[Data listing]
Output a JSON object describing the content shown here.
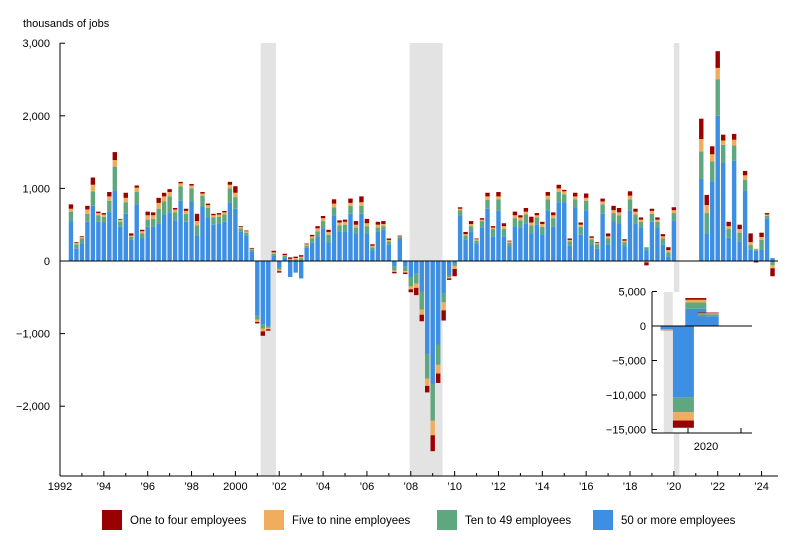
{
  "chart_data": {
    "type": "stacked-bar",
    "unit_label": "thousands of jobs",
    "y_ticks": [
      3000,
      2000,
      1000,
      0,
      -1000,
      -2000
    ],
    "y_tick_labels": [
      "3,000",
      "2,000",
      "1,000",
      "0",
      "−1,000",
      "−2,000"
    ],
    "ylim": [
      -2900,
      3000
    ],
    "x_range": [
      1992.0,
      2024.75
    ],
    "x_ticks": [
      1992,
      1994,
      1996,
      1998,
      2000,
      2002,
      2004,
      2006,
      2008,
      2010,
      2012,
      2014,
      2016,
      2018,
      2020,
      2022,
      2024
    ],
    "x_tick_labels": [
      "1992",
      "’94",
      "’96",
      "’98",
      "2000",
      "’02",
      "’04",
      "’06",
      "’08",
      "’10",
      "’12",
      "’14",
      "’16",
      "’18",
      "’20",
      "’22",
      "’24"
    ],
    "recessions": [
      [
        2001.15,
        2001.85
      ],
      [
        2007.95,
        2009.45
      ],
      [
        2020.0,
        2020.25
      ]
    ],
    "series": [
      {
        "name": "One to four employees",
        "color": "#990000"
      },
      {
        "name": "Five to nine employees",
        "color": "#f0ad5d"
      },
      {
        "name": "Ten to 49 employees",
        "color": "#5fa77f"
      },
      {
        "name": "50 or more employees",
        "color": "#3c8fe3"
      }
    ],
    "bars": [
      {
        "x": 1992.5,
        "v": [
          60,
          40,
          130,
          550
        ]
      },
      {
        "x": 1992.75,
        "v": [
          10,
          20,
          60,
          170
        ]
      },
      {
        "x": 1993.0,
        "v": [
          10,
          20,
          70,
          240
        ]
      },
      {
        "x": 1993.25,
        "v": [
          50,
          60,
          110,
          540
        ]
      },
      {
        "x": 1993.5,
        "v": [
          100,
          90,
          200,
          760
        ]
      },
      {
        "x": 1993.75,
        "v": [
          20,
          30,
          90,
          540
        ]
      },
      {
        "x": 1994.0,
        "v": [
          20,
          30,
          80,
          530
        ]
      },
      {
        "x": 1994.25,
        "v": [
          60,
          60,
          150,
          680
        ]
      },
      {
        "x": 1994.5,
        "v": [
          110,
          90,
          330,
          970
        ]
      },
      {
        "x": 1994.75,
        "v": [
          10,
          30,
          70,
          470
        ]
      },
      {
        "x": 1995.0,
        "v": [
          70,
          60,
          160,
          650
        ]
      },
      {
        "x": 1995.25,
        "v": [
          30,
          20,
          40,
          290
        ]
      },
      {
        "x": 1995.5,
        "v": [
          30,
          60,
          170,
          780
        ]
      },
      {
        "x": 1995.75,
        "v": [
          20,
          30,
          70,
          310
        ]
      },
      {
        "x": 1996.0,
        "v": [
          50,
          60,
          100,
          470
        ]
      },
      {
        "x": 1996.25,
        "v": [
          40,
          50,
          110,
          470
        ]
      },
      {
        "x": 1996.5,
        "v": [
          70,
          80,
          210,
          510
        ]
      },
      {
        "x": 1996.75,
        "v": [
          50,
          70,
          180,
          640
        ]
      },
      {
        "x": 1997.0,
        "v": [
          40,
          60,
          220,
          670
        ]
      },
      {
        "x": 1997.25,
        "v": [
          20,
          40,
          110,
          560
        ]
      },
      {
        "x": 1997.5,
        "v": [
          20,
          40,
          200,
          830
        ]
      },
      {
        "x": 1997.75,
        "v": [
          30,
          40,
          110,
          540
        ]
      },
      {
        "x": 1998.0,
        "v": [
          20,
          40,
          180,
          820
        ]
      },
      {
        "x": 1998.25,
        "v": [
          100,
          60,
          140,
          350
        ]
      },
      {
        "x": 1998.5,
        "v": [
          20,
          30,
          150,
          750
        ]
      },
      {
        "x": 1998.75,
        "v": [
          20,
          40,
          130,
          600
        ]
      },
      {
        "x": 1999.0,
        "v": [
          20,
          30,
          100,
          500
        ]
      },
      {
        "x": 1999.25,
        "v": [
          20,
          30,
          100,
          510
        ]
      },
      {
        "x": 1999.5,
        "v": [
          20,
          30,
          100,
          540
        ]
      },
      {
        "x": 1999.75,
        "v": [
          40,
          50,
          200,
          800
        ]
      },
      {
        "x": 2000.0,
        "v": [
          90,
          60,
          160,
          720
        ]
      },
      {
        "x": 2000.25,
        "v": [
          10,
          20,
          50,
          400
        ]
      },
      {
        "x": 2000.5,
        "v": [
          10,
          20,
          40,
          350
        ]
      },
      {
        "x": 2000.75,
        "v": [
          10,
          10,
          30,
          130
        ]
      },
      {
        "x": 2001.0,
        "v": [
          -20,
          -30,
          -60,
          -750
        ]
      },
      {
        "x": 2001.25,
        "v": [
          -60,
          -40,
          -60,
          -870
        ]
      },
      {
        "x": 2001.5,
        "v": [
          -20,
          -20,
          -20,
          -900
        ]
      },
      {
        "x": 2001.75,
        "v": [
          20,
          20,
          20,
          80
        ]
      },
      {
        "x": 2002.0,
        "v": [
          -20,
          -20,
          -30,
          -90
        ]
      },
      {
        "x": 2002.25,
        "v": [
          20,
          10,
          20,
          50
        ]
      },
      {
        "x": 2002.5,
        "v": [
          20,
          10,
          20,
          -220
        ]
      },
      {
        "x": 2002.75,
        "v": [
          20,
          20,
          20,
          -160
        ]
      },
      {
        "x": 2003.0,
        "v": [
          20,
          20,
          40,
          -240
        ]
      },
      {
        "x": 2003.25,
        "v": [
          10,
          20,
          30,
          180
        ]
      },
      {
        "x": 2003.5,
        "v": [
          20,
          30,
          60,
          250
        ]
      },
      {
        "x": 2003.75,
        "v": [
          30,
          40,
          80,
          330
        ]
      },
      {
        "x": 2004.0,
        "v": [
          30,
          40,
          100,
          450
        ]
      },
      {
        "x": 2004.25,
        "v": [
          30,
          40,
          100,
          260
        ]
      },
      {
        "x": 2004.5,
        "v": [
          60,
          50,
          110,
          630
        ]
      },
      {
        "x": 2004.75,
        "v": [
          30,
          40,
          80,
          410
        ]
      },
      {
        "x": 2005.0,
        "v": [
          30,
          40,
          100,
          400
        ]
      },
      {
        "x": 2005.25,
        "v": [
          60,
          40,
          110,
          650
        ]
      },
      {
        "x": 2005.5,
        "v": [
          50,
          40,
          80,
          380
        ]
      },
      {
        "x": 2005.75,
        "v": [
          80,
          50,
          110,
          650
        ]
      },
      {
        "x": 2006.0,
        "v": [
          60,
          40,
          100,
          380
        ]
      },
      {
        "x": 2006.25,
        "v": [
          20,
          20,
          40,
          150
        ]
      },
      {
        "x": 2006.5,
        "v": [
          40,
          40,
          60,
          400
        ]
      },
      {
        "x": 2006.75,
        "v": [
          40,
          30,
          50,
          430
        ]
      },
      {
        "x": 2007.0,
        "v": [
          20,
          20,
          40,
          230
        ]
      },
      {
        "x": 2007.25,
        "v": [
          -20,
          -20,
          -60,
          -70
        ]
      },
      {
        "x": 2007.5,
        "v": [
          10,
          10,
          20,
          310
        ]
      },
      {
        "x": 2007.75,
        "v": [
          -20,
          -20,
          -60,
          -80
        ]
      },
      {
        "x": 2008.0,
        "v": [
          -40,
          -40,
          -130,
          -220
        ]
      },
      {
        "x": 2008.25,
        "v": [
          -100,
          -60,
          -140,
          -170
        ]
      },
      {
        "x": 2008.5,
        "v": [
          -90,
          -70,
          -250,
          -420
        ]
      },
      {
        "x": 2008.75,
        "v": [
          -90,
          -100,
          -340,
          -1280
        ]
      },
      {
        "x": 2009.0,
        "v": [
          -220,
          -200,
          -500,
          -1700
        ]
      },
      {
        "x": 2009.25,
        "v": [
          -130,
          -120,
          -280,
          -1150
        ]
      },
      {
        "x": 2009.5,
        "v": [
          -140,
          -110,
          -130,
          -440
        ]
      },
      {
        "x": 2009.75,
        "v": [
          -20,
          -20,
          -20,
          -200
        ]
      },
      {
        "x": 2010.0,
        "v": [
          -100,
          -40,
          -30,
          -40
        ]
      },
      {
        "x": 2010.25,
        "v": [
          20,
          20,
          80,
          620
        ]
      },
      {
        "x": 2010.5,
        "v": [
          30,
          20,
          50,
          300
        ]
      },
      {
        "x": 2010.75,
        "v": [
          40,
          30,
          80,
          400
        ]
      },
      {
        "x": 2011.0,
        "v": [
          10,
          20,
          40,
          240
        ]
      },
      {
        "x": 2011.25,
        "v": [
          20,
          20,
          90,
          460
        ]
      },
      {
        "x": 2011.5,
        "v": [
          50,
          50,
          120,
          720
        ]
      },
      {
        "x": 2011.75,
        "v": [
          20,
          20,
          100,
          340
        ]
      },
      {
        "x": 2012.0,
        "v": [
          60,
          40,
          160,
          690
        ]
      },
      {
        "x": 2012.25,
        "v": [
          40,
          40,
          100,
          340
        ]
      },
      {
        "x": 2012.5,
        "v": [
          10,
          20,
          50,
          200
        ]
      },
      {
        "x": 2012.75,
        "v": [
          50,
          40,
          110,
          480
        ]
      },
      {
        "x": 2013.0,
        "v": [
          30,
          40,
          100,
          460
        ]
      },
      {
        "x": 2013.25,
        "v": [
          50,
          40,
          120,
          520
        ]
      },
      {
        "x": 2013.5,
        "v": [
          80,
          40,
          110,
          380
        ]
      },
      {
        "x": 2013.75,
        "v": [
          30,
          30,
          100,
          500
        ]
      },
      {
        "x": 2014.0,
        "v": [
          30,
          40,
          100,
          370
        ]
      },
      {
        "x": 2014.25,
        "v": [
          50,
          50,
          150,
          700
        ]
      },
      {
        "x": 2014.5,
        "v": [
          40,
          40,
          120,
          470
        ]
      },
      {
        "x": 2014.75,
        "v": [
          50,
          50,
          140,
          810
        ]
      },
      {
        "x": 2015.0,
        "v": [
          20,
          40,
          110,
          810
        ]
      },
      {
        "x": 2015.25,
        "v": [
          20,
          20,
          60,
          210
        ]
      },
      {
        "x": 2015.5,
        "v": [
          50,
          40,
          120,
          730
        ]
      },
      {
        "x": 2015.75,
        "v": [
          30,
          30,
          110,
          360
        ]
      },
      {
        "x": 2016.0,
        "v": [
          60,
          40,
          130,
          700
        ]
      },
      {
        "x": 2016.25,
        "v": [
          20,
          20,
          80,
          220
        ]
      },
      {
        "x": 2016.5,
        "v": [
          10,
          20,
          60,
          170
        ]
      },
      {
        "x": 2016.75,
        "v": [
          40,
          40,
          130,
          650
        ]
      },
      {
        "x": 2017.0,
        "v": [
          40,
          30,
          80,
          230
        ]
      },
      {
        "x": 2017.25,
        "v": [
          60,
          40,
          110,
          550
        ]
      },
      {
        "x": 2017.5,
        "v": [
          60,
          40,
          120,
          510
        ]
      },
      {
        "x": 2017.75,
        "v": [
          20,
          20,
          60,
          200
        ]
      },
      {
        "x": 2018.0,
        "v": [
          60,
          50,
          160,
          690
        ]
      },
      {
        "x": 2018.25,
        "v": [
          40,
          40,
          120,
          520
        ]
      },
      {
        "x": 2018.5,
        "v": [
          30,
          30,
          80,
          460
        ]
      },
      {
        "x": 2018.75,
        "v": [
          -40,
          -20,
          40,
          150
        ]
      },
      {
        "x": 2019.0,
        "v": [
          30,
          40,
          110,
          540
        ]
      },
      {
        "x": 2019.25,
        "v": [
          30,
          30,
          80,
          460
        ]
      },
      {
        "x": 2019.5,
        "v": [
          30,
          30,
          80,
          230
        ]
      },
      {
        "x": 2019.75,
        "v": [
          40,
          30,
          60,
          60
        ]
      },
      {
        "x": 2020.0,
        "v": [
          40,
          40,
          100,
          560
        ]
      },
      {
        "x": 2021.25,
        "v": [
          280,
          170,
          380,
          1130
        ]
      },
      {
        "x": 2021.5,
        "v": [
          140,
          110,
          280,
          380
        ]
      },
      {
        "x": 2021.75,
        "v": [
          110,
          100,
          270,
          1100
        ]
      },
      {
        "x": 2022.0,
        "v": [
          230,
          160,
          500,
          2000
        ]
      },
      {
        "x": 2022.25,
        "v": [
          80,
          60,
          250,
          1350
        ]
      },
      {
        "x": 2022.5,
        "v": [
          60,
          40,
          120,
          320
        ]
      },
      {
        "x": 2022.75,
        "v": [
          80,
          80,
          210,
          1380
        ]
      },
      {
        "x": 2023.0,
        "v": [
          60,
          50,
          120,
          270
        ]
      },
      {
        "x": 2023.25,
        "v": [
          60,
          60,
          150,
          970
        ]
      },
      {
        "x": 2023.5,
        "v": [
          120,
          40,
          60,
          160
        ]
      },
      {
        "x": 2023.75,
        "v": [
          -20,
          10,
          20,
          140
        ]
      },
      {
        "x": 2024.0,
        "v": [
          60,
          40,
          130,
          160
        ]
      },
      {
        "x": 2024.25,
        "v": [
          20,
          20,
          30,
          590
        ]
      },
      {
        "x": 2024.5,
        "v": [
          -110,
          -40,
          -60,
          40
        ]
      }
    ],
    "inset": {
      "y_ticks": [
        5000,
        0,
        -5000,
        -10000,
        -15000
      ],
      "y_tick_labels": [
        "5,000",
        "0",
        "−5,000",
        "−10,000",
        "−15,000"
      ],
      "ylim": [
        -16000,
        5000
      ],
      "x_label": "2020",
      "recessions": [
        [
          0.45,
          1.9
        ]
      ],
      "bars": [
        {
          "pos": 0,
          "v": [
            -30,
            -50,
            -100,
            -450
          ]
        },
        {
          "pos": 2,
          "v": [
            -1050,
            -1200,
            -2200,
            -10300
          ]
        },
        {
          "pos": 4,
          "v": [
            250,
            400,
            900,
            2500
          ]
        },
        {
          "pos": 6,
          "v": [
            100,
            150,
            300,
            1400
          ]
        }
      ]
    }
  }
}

---

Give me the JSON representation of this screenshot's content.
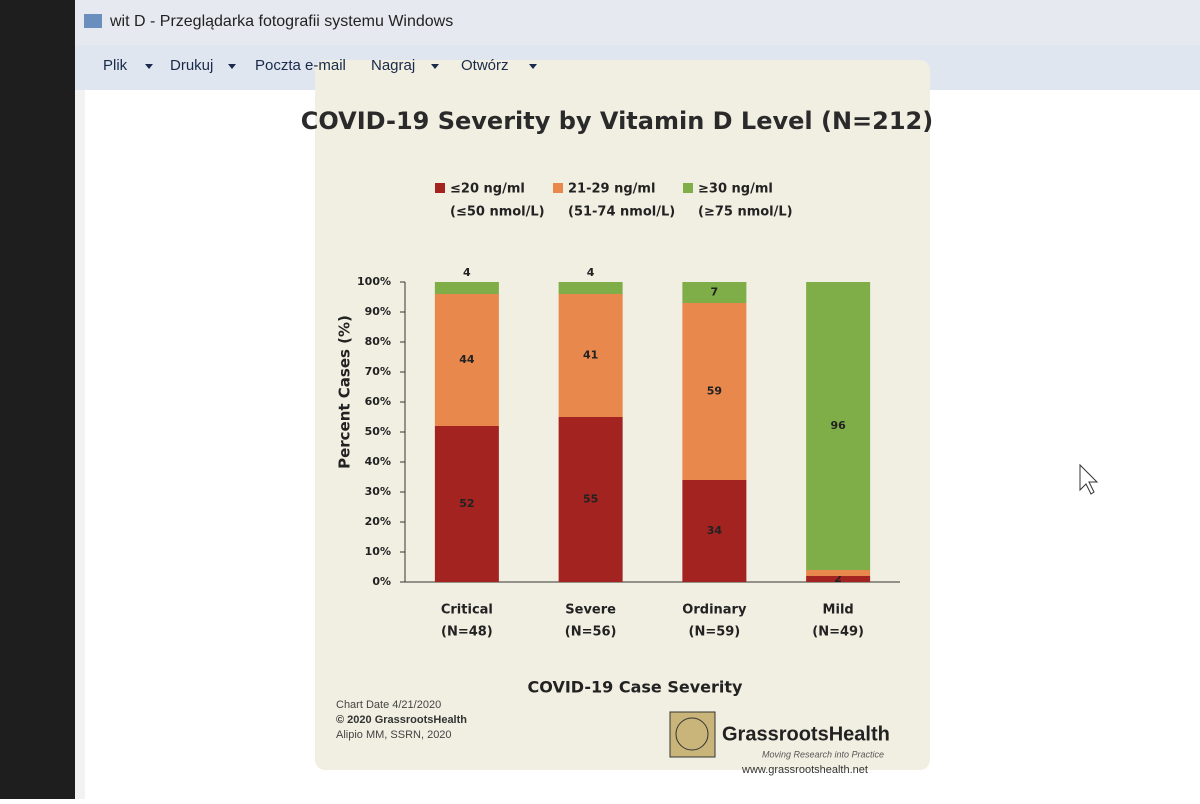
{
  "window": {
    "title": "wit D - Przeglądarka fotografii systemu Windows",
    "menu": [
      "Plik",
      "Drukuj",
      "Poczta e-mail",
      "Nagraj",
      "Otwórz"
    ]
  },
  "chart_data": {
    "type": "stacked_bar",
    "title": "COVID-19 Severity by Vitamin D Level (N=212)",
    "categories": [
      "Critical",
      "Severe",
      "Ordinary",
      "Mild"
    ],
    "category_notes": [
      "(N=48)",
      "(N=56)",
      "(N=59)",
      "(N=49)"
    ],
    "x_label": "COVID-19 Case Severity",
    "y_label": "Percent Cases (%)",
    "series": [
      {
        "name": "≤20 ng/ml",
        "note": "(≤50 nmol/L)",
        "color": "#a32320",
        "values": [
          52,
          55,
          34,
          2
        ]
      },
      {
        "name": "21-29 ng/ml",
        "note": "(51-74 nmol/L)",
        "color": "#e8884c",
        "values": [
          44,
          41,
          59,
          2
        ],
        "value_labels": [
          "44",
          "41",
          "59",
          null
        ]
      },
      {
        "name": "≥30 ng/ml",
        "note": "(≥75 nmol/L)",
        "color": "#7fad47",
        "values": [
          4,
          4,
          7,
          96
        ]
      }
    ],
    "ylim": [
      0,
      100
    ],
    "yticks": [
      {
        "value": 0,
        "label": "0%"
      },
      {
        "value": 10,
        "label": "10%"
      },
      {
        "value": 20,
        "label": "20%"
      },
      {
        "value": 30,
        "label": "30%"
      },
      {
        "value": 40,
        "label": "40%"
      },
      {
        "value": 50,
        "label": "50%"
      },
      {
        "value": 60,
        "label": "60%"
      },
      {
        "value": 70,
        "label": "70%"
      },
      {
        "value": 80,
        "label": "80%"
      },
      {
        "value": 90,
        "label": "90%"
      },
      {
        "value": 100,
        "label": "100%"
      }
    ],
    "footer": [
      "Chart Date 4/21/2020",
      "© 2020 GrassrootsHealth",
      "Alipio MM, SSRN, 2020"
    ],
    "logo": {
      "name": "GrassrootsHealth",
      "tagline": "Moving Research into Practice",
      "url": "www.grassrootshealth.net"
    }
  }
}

...

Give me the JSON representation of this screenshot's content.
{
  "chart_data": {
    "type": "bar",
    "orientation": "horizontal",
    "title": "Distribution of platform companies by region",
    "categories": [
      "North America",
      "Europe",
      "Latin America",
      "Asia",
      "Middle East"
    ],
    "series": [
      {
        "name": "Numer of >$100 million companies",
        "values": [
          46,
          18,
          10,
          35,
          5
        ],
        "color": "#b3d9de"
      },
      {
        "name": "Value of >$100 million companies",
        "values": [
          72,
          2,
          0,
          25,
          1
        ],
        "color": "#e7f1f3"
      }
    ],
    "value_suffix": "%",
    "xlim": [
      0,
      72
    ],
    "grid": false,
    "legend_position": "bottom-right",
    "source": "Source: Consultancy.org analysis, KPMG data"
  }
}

*TASK REQUIREMENTS*
Going through the entries above line by line, work out how many lines include the word "Severity". Only the number is required.

*PROBLEM SOLUTION*
2